(Sayfa alıntısı):
Hepimiz cep telefonlarına gelen gereksiz mesajlardan bıktık.
Her gün defalarca, kimden geldiği bile bilinmeyen SMS, bilinen adıyla kısa mesajlarla taciz ediliyoruz.
Şirketlerin veya kurumların tanıtım ya da ne amaçla olursa olsun mesaj gönderebilmeleri için yasa gereği izin almaları zorunlu...
Yasa kağıt üstünde kalıyor, uyan yok. Bazıları yasaya uyuyormuş gibi yapıyor, mesaj istemiyorsanız bilmem nereyi arayın diye akıl veriyor... Hoş arasanız da muhatap bulamıyorsunuz ya...
Seçim döneminde siyasi parti ve aday mesajları da eklendi. İstanbul'da yaşıyorsunuz, Türkiye'nin öbür ucunda mitinge davet ediliyorsunuz. Veya hiç sevmediğiniz, oy da vermeyeceğiniz bir parti ısrarla mesaj atıyor...
Seçim bitti diye mesaj tacizi bitmedi. Belediyelerin, milletvekillerinin hatta bakanların mesaj bombardımanı tam hız sürüyor.
Mesela geçtiğimiz kandilde, birbirleriyle yarışırcasına mesaj yağmuru vardı...

(Problem tanımı a):
Lütfen kayıtlarda "fail" dizesini içeren tüm satırları seçip kopyalayın.

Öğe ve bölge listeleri
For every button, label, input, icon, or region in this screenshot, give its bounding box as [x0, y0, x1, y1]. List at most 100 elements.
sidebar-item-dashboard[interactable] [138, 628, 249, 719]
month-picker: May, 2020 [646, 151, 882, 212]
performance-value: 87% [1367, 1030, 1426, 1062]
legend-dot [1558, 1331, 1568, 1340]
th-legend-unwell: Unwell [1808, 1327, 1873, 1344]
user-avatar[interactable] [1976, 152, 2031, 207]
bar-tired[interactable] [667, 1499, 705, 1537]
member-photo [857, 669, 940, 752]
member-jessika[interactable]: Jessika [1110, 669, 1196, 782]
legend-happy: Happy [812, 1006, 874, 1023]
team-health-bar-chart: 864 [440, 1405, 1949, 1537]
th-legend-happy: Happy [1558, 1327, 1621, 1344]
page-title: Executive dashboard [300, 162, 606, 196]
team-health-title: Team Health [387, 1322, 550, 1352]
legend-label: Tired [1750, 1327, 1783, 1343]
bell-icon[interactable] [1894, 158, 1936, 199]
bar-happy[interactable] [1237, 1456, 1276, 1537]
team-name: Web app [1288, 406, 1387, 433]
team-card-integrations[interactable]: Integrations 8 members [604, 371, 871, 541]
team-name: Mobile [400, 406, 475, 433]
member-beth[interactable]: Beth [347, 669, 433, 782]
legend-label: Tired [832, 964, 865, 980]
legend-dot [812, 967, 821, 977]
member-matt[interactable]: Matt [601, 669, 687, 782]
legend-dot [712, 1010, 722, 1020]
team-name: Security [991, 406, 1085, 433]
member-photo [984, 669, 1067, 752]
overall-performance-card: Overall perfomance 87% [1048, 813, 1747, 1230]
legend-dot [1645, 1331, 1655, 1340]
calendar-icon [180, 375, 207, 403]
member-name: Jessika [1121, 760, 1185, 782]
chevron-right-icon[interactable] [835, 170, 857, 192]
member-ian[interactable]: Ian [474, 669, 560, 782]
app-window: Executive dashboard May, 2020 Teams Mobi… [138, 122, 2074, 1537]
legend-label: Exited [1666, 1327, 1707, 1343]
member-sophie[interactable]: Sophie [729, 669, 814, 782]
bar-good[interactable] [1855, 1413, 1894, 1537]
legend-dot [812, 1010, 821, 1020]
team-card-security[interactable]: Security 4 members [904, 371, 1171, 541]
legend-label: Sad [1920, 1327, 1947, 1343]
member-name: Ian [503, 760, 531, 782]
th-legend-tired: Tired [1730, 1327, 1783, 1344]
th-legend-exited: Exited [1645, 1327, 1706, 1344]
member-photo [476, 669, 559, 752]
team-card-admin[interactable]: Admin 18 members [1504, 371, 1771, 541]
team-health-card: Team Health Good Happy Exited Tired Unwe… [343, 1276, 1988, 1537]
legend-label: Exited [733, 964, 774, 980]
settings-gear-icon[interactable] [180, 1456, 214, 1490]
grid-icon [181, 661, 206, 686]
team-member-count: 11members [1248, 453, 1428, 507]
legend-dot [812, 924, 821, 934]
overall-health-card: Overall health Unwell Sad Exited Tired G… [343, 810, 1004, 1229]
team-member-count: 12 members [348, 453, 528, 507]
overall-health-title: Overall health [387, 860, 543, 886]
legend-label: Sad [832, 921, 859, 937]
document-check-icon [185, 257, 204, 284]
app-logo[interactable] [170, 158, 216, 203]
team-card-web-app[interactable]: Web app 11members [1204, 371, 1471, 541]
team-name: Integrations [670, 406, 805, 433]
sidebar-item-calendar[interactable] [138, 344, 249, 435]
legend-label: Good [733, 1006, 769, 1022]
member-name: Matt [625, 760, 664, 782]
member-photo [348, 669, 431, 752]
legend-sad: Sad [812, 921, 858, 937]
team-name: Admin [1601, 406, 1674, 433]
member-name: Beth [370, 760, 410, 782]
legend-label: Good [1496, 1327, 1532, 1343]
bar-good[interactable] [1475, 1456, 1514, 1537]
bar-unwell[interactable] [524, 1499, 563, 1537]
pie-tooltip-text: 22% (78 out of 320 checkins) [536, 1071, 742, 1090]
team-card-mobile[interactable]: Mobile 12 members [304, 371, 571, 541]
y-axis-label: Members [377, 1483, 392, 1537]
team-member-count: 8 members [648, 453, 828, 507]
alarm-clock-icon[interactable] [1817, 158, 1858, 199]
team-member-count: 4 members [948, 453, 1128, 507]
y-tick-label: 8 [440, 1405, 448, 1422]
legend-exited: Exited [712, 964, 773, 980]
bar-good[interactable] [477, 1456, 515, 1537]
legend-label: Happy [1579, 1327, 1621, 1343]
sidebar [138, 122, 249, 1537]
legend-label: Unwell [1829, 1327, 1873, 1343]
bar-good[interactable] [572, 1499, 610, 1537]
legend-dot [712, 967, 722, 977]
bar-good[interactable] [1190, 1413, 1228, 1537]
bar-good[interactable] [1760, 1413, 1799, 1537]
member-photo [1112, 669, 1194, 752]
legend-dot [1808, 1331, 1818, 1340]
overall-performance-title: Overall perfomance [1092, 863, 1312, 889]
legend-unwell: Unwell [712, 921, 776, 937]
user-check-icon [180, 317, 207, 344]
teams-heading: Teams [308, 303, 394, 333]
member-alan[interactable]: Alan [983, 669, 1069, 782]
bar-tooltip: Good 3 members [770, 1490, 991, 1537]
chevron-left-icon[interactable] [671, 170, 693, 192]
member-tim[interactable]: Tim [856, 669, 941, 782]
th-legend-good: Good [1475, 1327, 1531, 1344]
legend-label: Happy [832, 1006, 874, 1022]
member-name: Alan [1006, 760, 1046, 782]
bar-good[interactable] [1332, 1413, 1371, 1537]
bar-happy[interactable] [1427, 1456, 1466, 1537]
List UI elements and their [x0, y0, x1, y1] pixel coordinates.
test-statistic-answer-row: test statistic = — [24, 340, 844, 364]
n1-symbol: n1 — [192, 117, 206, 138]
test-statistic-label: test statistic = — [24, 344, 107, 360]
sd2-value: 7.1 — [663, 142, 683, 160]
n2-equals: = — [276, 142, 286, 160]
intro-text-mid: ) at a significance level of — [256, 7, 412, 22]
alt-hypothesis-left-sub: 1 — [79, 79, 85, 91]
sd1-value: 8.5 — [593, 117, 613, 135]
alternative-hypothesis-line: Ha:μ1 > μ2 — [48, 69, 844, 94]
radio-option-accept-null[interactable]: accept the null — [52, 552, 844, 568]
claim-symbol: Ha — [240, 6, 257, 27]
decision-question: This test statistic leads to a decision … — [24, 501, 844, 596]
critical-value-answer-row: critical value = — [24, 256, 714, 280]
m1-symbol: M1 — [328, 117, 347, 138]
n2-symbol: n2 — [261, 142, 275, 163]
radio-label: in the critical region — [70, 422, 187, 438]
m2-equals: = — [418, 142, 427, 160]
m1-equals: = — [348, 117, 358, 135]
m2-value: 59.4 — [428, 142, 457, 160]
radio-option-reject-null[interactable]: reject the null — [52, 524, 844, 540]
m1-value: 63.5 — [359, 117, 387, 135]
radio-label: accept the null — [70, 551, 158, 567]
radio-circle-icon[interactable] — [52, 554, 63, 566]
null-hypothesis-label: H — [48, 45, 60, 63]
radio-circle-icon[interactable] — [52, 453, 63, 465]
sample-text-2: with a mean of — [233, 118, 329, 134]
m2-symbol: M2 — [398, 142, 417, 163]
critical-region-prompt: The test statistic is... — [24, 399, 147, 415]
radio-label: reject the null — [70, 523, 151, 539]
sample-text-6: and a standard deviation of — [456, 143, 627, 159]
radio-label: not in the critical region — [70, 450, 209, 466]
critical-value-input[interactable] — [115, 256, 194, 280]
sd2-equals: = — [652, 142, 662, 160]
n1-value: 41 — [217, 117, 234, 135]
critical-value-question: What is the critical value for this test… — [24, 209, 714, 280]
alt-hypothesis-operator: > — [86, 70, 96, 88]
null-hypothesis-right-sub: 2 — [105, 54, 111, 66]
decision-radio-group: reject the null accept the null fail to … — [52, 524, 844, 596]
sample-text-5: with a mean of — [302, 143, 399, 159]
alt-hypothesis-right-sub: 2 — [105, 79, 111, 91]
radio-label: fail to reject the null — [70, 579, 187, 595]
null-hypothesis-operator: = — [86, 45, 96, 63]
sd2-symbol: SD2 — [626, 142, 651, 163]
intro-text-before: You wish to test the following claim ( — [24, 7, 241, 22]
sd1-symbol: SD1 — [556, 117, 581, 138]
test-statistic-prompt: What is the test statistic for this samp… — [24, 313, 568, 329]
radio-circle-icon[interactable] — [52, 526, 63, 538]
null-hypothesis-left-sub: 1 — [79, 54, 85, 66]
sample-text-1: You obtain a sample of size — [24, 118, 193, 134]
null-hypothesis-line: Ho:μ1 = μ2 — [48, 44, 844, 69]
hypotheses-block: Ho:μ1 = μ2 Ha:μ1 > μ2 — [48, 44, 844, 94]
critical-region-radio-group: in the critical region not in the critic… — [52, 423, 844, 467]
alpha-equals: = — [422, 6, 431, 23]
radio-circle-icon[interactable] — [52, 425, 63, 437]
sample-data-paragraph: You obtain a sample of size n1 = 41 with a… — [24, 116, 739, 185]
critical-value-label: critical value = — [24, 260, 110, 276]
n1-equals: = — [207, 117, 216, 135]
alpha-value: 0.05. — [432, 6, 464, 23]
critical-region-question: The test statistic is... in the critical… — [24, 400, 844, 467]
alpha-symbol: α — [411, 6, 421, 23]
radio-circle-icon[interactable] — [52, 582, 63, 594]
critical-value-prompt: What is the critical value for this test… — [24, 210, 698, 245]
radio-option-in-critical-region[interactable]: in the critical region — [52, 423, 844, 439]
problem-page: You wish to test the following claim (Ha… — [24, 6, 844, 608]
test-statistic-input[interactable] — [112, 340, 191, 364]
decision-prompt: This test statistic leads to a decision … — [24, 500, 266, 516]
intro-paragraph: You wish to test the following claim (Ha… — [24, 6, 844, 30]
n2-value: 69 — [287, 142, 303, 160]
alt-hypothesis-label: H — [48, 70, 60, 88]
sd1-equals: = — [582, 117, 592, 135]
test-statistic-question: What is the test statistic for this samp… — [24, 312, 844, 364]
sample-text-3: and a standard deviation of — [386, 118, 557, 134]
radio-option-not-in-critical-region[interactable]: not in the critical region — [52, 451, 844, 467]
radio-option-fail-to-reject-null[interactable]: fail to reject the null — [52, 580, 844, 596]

(Problem tanımı b):
Sayfa alıntısına göre seçim döneminde gelen mesajlara kimlerin mesajları eklendi?

(Nihai sonuç a):
decision-radio-group: reject the null accept the null fail to … — [52, 524, 844, 596]
radio-label: fail to reject the null — [70, 579, 187, 595]
radio-option-fail-to-reject-null[interactable]: fail to reject the null — [52, 580, 844, 596]

(Nihai sonuç b):
Siyasi parti ve aday mesajları eklendi.